-- GIVEN EXERCISE --
Your task is to copy each line that has the word "jets".

***

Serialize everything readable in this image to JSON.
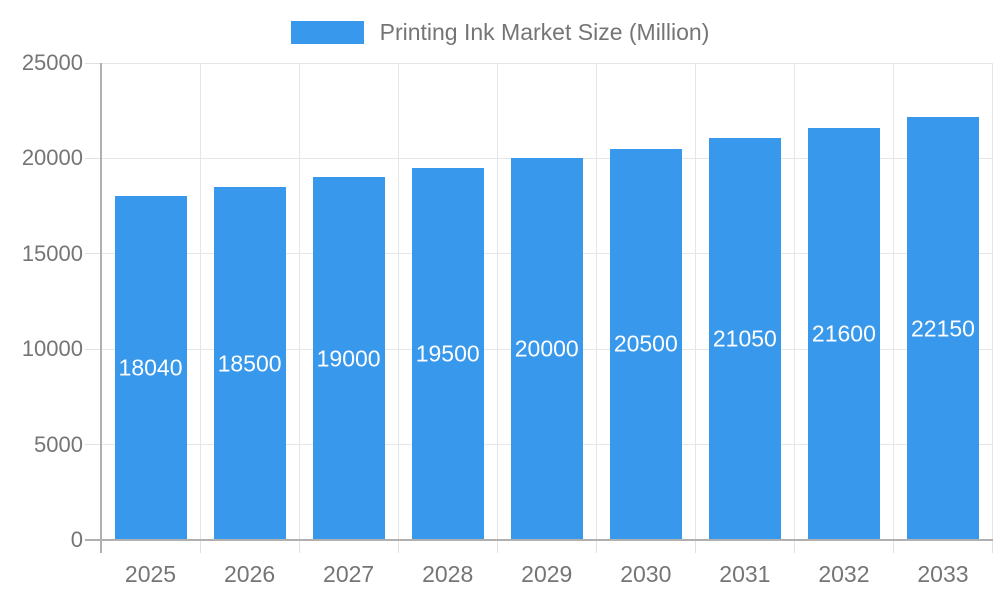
{
  "chart_data": {
    "type": "bar",
    "title": "Printing Ink Market Size (Million)",
    "legend": {
      "label": "Printing Ink Market Size (Million)",
      "position": "top"
    },
    "categories": [
      "2025",
      "2026",
      "2027",
      "2028",
      "2029",
      "2030",
      "2031",
      "2032",
      "2033"
    ],
    "series": [
      {
        "name": "Printing Ink Market Size (Million)",
        "values": [
          18040,
          18500,
          19000,
          19500,
          20000,
          20500,
          21050,
          21600,
          22150
        ]
      }
    ],
    "xlabel": "",
    "ylabel": "",
    "ylim": [
      0,
      25000
    ],
    "y_ticks": [
      0,
      5000,
      10000,
      15000,
      20000,
      25000
    ],
    "grid": true,
    "bar_labels_inside": true,
    "colors": {
      "bar": "#3898EC",
      "axis_line": "#b0b0b0",
      "gridline": "#e6e6e6",
      "minor_tick": "#e0e0e0",
      "label_text": "#757575",
      "bar_label_text": "#ffffff",
      "background": "#ffffff"
    }
  }
}
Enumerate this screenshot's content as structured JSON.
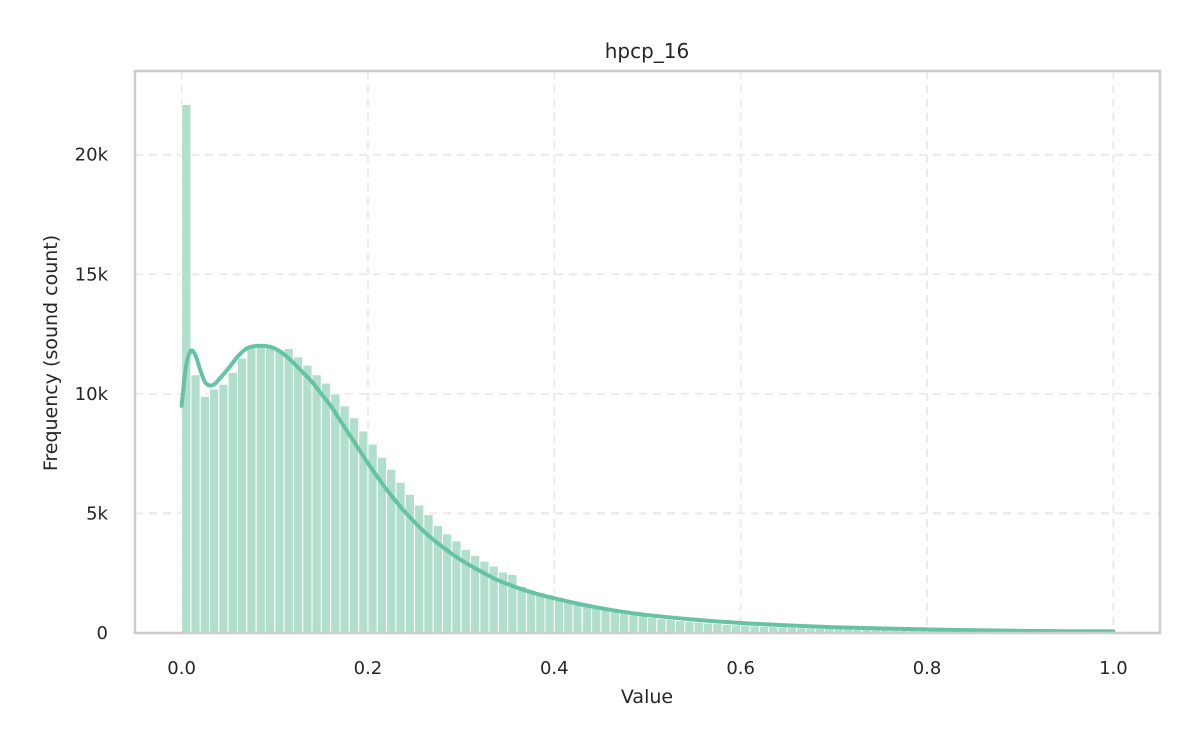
{
  "chart_data": {
    "type": "bar",
    "title": "hpcp_16",
    "xlabel": "Value",
    "ylabel": "Frequency (sound count)",
    "xlim": [
      -0.05,
      1.05
    ],
    "ylim": [
      0,
      23500
    ],
    "grid": true,
    "bin_width": 0.01,
    "x_ticks": [
      {
        "value": 0.0,
        "label": "0.0"
      },
      {
        "value": 0.2,
        "label": "0.2"
      },
      {
        "value": 0.4,
        "label": "0.4"
      },
      {
        "value": 0.6,
        "label": "0.6"
      },
      {
        "value": 0.8,
        "label": "0.8"
      },
      {
        "value": 1.0,
        "label": "1.0"
      }
    ],
    "y_ticks": [
      {
        "value": 0,
        "label": "0"
      },
      {
        "value": 5000,
        "label": "5k"
      },
      {
        "value": 10000,
        "label": "10k"
      },
      {
        "value": 15000,
        "label": "15k"
      },
      {
        "value": 20000,
        "label": "20k"
      }
    ],
    "bar_color": "#b2dfcc",
    "kde_color": "#66c2a5",
    "bin_starts": [
      0.0,
      0.01,
      0.02,
      0.03,
      0.04,
      0.05,
      0.06,
      0.07,
      0.08,
      0.09,
      0.1,
      0.11,
      0.12,
      0.13,
      0.14,
      0.15,
      0.16,
      0.17,
      0.18,
      0.19,
      0.2,
      0.21,
      0.22,
      0.23,
      0.24,
      0.25,
      0.26,
      0.27,
      0.28,
      0.29,
      0.3,
      0.31,
      0.32,
      0.33,
      0.34,
      0.35,
      0.36,
      0.37,
      0.38,
      0.39,
      0.4,
      0.41,
      0.42,
      0.43,
      0.44,
      0.45,
      0.46,
      0.47,
      0.48,
      0.49,
      0.5,
      0.51,
      0.52,
      0.53,
      0.54,
      0.55,
      0.56,
      0.57,
      0.58,
      0.59,
      0.6,
      0.61,
      0.62,
      0.63,
      0.64,
      0.65,
      0.66,
      0.67,
      0.68,
      0.69,
      0.7,
      0.71,
      0.72,
      0.73,
      0.74,
      0.75,
      0.76,
      0.77,
      0.78,
      0.79,
      0.8,
      0.81,
      0.82,
      0.83,
      0.84,
      0.85,
      0.86,
      0.87,
      0.88,
      0.89,
      0.9,
      0.91,
      0.92,
      0.93,
      0.94,
      0.95,
      0.96,
      0.97,
      0.98,
      0.99
    ],
    "counts": [
      22100,
      10800,
      9900,
      10200,
      10400,
      10900,
      11500,
      12000,
      12100,
      12000,
      11850,
      11900,
      11550,
      11200,
      10800,
      10450,
      10000,
      9500,
      9000,
      8450,
      7900,
      7350,
      6850,
      6300,
      5800,
      5350,
      4950,
      4500,
      4150,
      3850,
      3500,
      3250,
      3000,
      2800,
      2550,
      2450,
      1950,
      1800,
      1700,
      1600,
      1500,
      1300,
      1250,
      1150,
      1050,
      980,
      900,
      830,
      770,
      710,
      650,
      600,
      560,
      520,
      480,
      450,
      420,
      390,
      360,
      340,
      320,
      300,
      280,
      265,
      250,
      235,
      220,
      205,
      195,
      185,
      175,
      165,
      155,
      145,
      135,
      128,
      120,
      113,
      106,
      100,
      94,
      89,
      84,
      79,
      74,
      70,
      66,
      62,
      59,
      56,
      53,
      50,
      48,
      46,
      44,
      42,
      41,
      40,
      40,
      55
    ],
    "kde_x": [
      0.0,
      0.005,
      0.01,
      0.015,
      0.02,
      0.025,
      0.03,
      0.035,
      0.04,
      0.05,
      0.06,
      0.07,
      0.08,
      0.09,
      0.1,
      0.11,
      0.12,
      0.13,
      0.14,
      0.15,
      0.16,
      0.17,
      0.18,
      0.19,
      0.2,
      0.22,
      0.24,
      0.26,
      0.28,
      0.3,
      0.32,
      0.34,
      0.36,
      0.38,
      0.4,
      0.42,
      0.44,
      0.46,
      0.48,
      0.5,
      0.55,
      0.6,
      0.65,
      0.7,
      0.75,
      0.8,
      0.85,
      0.9,
      0.95,
      1.0
    ],
    "kde_y": [
      9500,
      11200,
      11800,
      11600,
      11000,
      10500,
      10350,
      10400,
      10600,
      11050,
      11550,
      11900,
      12000,
      12000,
      11900,
      11650,
      11300,
      10900,
      10500,
      10000,
      9500,
      8900,
      8300,
      7700,
      7100,
      6000,
      5050,
      4250,
      3600,
      3050,
      2600,
      2200,
      1900,
      1650,
      1450,
      1270,
      1110,
      970,
      850,
      750,
      560,
      420,
      320,
      240,
      190,
      150,
      115,
      90,
      75,
      70
    ]
  }
}
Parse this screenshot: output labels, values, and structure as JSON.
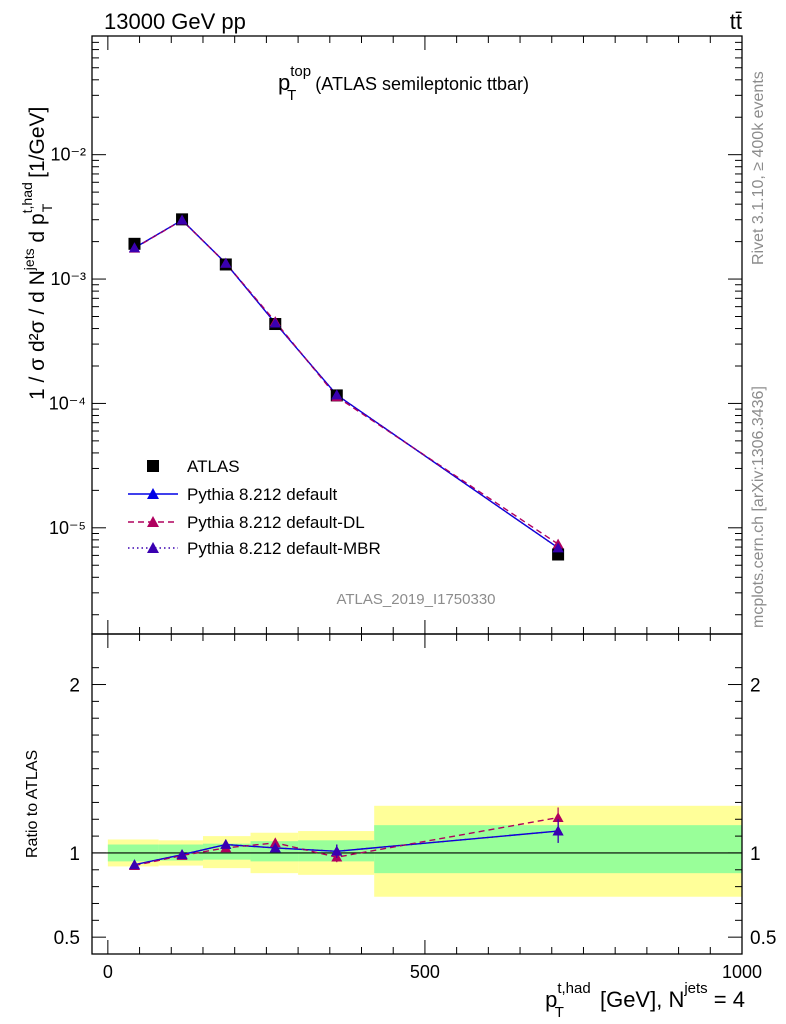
{
  "header": {
    "energy_label": "13000 GeV pp",
    "process_label": "tt̄"
  },
  "side_text": {
    "rivet_label": "Rivet 3.1.10, ≥ 400k events",
    "mcplots_label": "mcplots.cern.ch [arXiv:1306.3436]"
  },
  "plot": {
    "title_main": "p",
    "title_sup": "top",
    "title_sub": "T",
    "title_rest": " (ATLAS semileptonic ttbar)",
    "analysis_id": "ATLAS_2019_I1750330",
    "ylabel_main": "1 / σ d²σ / d N",
    "ylabel_sup1": "jets",
    "ylabel_mid": " d p",
    "ylabel_sup2": "t,had",
    "ylabel_sub2": "T",
    "ylabel_unit": " [1/GeV]",
    "ratio_ylabel": "Ratio to ATLAS",
    "xlabel_main": "p",
    "xlabel_sup": "t,had",
    "xlabel_sub": "T",
    "xlabel_rest": " [GeV], N",
    "xlabel_sup2": "jets",
    "xlabel_end": " = 4"
  },
  "legend": {
    "data_label": "ATLAS",
    "default_label": "Pythia 8.212 default",
    "dl_label": "Pythia 8.212 default-DL",
    "mbr_label": "Pythia 8.212 default-MBR"
  },
  "colors": {
    "data": "#000000",
    "default": "#0000e6",
    "dl": "#b0005f",
    "mbr": "#3a00b0",
    "band_inner": "#99ff99",
    "band_outer": "#ffff99"
  },
  "chart_data": {
    "type": "line",
    "title": "pT top (ATLAS semileptonic ttbar)",
    "xlabel": "pT t,had [GeV], N jets = 4",
    "ylabel": "1 / sigma d2sigma / d N jets d pT t,had [1/GeV]",
    "xlim": [
      -25,
      1000
    ],
    "ylim": [
      1.4e-06,
      0.09
    ],
    "yscale": "log",
    "x_ticks": [
      0,
      500,
      1000
    ],
    "x_tick_labels": [
      "0",
      "500",
      "1000"
    ],
    "y_ticks": [
      1e-05,
      0.0001,
      0.001,
      0.01
    ],
    "y_tick_labels": [
      "10⁻⁵",
      "10⁻⁴",
      "10⁻³",
      "10⁻²"
    ],
    "bins": [
      [
        0,
        80
      ],
      [
        80,
        150
      ],
      [
        150,
        225
      ],
      [
        225,
        300
      ],
      [
        300,
        420
      ],
      [
        420,
        1000
      ]
    ],
    "x": [
      42,
      117,
      186,
      264,
      361,
      710
    ],
    "series": [
      {
        "name": "ATLAS",
        "values": [
          0.00192,
          0.00302,
          0.00131,
          0.000435,
          0.000116,
          6.1e-06
        ]
      },
      {
        "name": "Pythia 8.212 default",
        "values": [
          0.00178,
          0.00298,
          0.00134,
          0.000442,
          0.000117,
          6.9e-06
        ]
      },
      {
        "name": "Pythia 8.212 default-DL",
        "values": [
          0.00177,
          0.00297,
          0.00134,
          0.000455,
          0.000113,
          7.4e-06
        ]
      },
      {
        "name": "Pythia 8.212 default-MBR",
        "values": [
          0.00178,
          0.00298,
          0.00134,
          0.000442,
          0.000117,
          6.9e-06
        ]
      }
    ],
    "ratio": {
      "ylabel": "Ratio to ATLAS",
      "ylim": [
        0.4,
        2.3
      ],
      "y_ticks": [
        0.5,
        1,
        2
      ],
      "y_tick_labels": [
        "0.5",
        "1",
        "2"
      ],
      "band_inner": [
        0.95,
        0.955,
        0.96,
        0.95,
        0.95,
        0.88
      ],
      "band_inner_hi": [
        1.05,
        1.05,
        1.055,
        1.07,
        1.075,
        1.165
      ],
      "band_outer": [
        0.92,
        0.925,
        0.91,
        0.88,
        0.87,
        0.74
      ],
      "band_outer_hi": [
        1.08,
        1.075,
        1.1,
        1.12,
        1.13,
        1.28
      ],
      "default": [
        0.93,
        0.99,
        1.05,
        1.03,
        1.01,
        1.13
      ],
      "default_err": [
        0.01,
        0.01,
        0.01,
        0.015,
        0.04,
        0.07
      ],
      "dl": [
        0.925,
        0.985,
        1.03,
        1.06,
        0.975,
        1.21
      ],
      "dl_err": [
        0.01,
        0.01,
        0.01,
        0.015,
        0.03,
        0.06
      ],
      "mbr": [
        0.93,
        0.99,
        1.05,
        1.03,
        1.01,
        1.13
      ],
      "mbr_err": [
        0.01,
        0.01,
        0.01,
        0.015,
        0.04,
        0.07
      ]
    }
  }
}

***

-- REPLY --
    "ylabel_sup1": "jets",
    "xlabel_sup2": "jets",
    "xlabel": "pT t,had [GeV], N jets = 4",
    "ylabel": "1 / sigma d2sigma / d N jets d pT t,had [1/GeV]",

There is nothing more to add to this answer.